-- Start --
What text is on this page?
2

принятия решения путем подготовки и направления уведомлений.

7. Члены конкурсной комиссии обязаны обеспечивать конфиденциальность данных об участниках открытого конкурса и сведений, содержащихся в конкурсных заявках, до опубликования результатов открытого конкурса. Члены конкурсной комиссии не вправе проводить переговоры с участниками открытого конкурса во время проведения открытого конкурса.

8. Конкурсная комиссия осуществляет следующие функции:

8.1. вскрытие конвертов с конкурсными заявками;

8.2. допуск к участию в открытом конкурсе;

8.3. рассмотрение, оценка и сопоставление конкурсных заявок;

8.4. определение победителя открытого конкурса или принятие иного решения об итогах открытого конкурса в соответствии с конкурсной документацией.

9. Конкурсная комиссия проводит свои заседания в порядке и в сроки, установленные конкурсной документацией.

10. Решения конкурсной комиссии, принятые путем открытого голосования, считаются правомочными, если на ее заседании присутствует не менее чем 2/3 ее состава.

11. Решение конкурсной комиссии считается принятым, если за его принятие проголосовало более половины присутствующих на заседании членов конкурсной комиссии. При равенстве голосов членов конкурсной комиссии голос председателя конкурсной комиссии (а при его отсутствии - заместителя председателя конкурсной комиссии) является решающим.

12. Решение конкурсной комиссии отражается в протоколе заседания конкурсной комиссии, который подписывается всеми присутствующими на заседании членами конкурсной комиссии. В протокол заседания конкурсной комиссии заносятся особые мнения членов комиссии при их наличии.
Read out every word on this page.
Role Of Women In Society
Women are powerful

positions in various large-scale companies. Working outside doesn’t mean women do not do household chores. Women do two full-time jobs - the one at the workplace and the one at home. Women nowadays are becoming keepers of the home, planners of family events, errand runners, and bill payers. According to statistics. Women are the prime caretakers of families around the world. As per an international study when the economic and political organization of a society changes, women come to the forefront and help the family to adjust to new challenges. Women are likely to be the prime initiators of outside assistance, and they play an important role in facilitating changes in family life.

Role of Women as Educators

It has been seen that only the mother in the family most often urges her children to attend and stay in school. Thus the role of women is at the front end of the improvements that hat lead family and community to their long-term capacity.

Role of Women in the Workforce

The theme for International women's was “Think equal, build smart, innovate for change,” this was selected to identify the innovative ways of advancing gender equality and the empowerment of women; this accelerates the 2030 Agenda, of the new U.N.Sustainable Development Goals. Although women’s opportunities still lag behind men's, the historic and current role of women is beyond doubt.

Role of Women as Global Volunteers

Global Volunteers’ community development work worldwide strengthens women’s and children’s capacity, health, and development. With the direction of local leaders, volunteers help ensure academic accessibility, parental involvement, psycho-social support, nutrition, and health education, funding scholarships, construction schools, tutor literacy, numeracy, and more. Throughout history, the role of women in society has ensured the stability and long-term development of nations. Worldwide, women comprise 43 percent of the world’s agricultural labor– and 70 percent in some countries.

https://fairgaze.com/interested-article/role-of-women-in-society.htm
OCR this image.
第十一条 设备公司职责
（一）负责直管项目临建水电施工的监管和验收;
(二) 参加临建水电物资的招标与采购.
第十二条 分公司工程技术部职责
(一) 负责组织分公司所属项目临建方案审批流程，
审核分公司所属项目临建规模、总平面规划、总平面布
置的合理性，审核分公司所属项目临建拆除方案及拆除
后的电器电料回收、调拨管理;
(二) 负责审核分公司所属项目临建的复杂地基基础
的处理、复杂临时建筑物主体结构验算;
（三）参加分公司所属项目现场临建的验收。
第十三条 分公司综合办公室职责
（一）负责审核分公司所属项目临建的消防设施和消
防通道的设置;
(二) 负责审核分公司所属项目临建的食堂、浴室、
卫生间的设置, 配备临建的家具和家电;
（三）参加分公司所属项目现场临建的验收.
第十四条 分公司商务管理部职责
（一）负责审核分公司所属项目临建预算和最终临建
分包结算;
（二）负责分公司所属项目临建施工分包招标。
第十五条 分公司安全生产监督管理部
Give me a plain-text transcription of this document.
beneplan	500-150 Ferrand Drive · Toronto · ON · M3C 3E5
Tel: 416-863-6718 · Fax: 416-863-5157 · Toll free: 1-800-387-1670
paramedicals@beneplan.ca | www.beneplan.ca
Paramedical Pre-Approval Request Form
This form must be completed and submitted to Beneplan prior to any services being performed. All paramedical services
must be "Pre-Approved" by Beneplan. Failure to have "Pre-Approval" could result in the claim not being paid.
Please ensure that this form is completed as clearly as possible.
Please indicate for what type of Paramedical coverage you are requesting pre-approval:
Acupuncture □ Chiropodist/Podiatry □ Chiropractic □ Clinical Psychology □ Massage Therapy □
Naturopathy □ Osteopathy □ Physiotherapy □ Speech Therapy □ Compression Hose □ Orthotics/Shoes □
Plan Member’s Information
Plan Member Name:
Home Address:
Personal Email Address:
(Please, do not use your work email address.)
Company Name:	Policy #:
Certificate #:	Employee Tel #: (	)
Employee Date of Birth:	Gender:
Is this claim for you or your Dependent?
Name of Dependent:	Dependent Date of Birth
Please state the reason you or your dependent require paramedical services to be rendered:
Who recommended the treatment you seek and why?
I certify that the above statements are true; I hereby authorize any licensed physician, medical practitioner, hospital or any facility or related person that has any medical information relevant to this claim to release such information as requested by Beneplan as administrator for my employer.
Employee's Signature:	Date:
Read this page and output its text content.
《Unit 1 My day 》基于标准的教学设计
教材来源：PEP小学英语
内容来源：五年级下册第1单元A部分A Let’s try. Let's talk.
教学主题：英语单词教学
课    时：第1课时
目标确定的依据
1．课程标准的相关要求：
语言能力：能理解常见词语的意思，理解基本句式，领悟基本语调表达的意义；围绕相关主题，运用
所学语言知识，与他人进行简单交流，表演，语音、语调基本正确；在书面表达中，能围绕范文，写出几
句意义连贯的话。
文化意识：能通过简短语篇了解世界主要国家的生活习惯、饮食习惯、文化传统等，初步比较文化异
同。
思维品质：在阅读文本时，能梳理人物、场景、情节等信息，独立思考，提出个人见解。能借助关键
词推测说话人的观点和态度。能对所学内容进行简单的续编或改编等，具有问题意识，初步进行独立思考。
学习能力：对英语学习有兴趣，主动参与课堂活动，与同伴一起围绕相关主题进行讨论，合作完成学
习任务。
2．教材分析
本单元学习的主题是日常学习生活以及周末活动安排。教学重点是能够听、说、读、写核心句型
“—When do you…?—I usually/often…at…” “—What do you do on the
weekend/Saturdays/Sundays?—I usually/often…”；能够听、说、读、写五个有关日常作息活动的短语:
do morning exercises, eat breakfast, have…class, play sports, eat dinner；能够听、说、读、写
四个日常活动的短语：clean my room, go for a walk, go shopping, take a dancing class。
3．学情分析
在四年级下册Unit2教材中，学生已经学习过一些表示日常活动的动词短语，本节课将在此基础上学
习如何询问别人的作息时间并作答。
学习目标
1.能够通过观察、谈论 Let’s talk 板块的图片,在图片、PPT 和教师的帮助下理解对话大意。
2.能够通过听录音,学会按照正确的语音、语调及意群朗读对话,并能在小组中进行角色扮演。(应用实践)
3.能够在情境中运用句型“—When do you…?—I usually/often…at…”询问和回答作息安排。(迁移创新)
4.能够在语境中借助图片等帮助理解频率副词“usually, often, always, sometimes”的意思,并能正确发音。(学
-- End --
## SHORT PROBLEM
Print the whole listing again, exactly.

## THE OUTPUT
What text is on this page?
2

принятия решения путем подготовки и направления уведомлений.

7. Члены конкурсной комиссии обязаны обеспечивать конфиденциальность данных об участниках открытого конкурса и сведений, содержащихся в конкурсных заявках, до опубликования результатов открытого конкурса. Члены конкурсной комиссии не вправе проводить переговоры с участниками открытого конкурса во время проведения открытого конкурса.

8. Конкурсная комиссия осуществляет следующие функции:

8.1. вскрытие конвертов с конкурсными заявками;

8.2. допуск к участию в открытом конкурсе;

8.3. рассмотрение, оценка и сопоставление конкурсных заявок;

8.4. определение победителя открытого конкурса или принятие иного решения об итогах открытого конкурса в соответствии с конкурсной документацией.

9. Конкурсная комиссия проводит свои заседания в порядке и в сроки, установленные конкурсной документацией.

10. Решения конкурсной комиссии, принятые путем открытого голосования, считаются правомочными, если на ее заседании присутствует не менее чем 2/3 ее состава.

11. Решение конкурсной комиссии считается принятым, если за его принятие проголосовало более половины присутствующих на заседании членов конкурсной комиссии. При равенстве голосов членов конкурсной комиссии голос председателя конкурсной комиссии (а при его отсутствии - заместителя председателя конкурсной комиссии) является решающим.

12. Решение конкурсной комиссии отражается в протоколе заседания конкурсной комиссии, который подписывается всеми присутствующими на заседании членами конкурсной комиссии. В протокол заседания конкурсной комиссии заносятся особые мнения членов комиссии при их наличии.
Read out every word on this page.
Role Of Women In Society
Women are powerful

positions in various large-scale companies. Working outside doesn’t mean women do not do household chores. Women do two full-time jobs - the one at the workplace and the one at home. Women nowadays are becoming keepers of the home, planners of family events, errand runners, and bill payers. According to statistics. Women are the prime caretakers of families around the world. As per an international study when the economic and political organization of a society changes, women come to the forefront and help the family to adjust to new challenges. Women are likely to be the prime initiators of outside assistance, and they play an important role in facilitating changes in family life.

Role of Women as Educators

It has been seen that only the mother in the family most often urges her children to attend and stay in school. Thus the role of women is at the front end of the improvements that hat lead family and community to their long-term capacity.

Role of Women in the Workforce

The theme for International women's was “Think equal, build smart, innovate for change,” this was selected to identify the innovative ways of advancing gender equality and the empowerment of women; this accelerates the 2030 Agenda, of the new U.N.Sustainable Development Goals. Although women’s opportunities still lag behind men's, the historic and current role of women is beyond doubt.

Role of Women as Global Volunteers

Global Volunteers’ community development work worldwide strengthens women’s and children’s capacity, health, and development. With the direction of local leaders, volunteers help ensure academic accessibility, parental involvement, psycho-social support, nutrition, and health education, funding scholarships, construction schools, tutor literacy, numeracy, and more. Throughout history, the role of women in society has ensured the stability and long-term development of nations. Worldwide, women comprise 43 percent of the world’s agricultural labor– and 70 percent in some countries.

https://fairgaze.com/interested-article/role-of-women-in-society.htm
OCR this image.
第十一条 设备公司职责
（一）负责直管项目临建水电施工的监管和验收;
(二) 参加临建水电物资的招标与采购.
第十二条 分公司工程技术部职责
(一) 负责组织分公司所属项目临建方案审批流程，
审核分公司所属项目临建规模、总平面规划、总平面布
置的合理性，审核分公司所属项目临建拆除方案及拆除
后的电器电料回收、调拨管理;
(二) 负责审核分公司所属项目临建的复杂地基基础
的处理、复杂临时建筑物主体结构验算;
（三）参加分公司所属项目现场临建的验收。
第十三条 分公司综合办公室职责
（一）负责审核分公司所属项目临建的消防设施和消
防通道的设置;
(二) 负责审核分公司所属项目临建的食堂、浴室、
卫生间的设置, 配备临建的家具和家电;
（三）参加分公司所属项目现场临建的验收.
第十四条 分公司商务管理部职责
（一）负责审核分公司所属项目临建预算和最终临建
分包结算;
（二）负责分公司所属项目临建施工分包招标。
第十五条 分公司安全生产监督管理部
Give me a plain-text transcription of this document.
beneplan	500-150 Ferrand Drive · Toronto · ON · M3C 3E5
Tel: 416-863-6718 · Fax: 416-863-5157 · Toll free: 1-800-387-1670
paramedicals@beneplan.ca | www.beneplan.ca
Paramedical Pre-Approval Request Form
This form must be completed and submitted to Beneplan prior to any services being performed. All paramedical services
must be "Pre-Approved" by Beneplan. Failure to have "Pre-Approval" could result in the claim not being paid.
Please ensure that this form is completed as clearly as possible.
Please indicate for what type of Paramedical coverage you are requesting pre-approval:
Acupuncture □ Chiropodist/Podiatry □ Chiropractic □ Clinical Psychology □ Massage Therapy □
Naturopathy □ Osteopathy □ Physiotherapy □ Speech Therapy □ Compression Hose □ Orthotics/Shoes □
Plan Member’s Information
Plan Member Name:
Home Address:
Personal Email Address:
(Please, do not use your work email address.)
Company Name:	Policy #:
Certificate #:	Employee Tel #: (	)
Employee Date of Birth:	Gender:
Is this claim for you or your Dependent?
Name of Dependent:	Dependent Date of Birth
Please state the reason you or your dependent require paramedical services to be rendered:
Who recommended the treatment you seek and why?
I certify that the above statements are true; I hereby authorize any licensed physician, medical practitioner, hospital or any facility or related person that has any medical information relevant to this claim to release such information as requested by Beneplan as administrator for my employer.
Employee's Signature:	Date:
Read this page and output its text content.
《Unit 1 My day 》基于标准的教学设计
教材来源：PEP小学英语
内容来源：五年级下册第1单元A部分A Let’s try. Let's talk.
教学主题：英语单词教学
课    时：第1课时
目标确定的依据
1．课程标准的相关要求：
语言能力：能理解常见词语的意思，理解基本句式，领悟基本语调表达的意义；围绕相关主题，运用
所学语言知识，与他人进行简单交流，表演，语音、语调基本正确；在书面表达中，能围绕范文，写出几
句意义连贯的话。
文化意识：能通过简短语篇了解世界主要国家的生活习惯、饮食习惯、文化传统等，初步比较文化异
同。
思维品质：在阅读文本时，能梳理人物、场景、情节等信息，独立思考，提出个人见解。能借助关键
词推测说话人的观点和态度。能对所学内容进行简单的续编或改编等，具有问题意识，初步进行独立思考。
学习能力：对英语学习有兴趣，主动参与课堂活动，与同伴一起围绕相关主题进行讨论，合作完成学
习任务。
2．教材分析
本单元学习的主题是日常学习生活以及周末活动安排。教学重点是能够听、说、读、写核心句型
“—When do you…?—I usually/often…at…” “—What do you do on the
weekend/Saturdays/Sundays?—I usually/often…”；能够听、说、读、写五个有关日常作息活动的短语:
do morning exercises, eat breakfast, have…class, play sports, eat dinner；能够听、说、读、写
四个日常活动的短语：clean my room, go for a walk, go shopping, take a dancing class。
3．学情分析
在四年级下册Unit2教材中，学生已经学习过一些表示日常活动的动词短语，本节课将在此基础上学
习如何询问别人的作息时间并作答。
学习目标
1.能够通过观察、谈论 Let’s talk 板块的图片,在图片、PPT 和教师的帮助下理解对话大意。
2.能够通过听录音,学会按照正确的语音、语调及意群朗读对话,并能在小组中进行角色扮演。(应用实践)
3.能够在情境中运用句型“—When do you…?—I usually/often…at…”询问和回答作息安排。(迁移创新)
4.能够在语境中借助图片等帮助理解频率副词“usually, often, always, sometimes”的意思,并能正确发音。(学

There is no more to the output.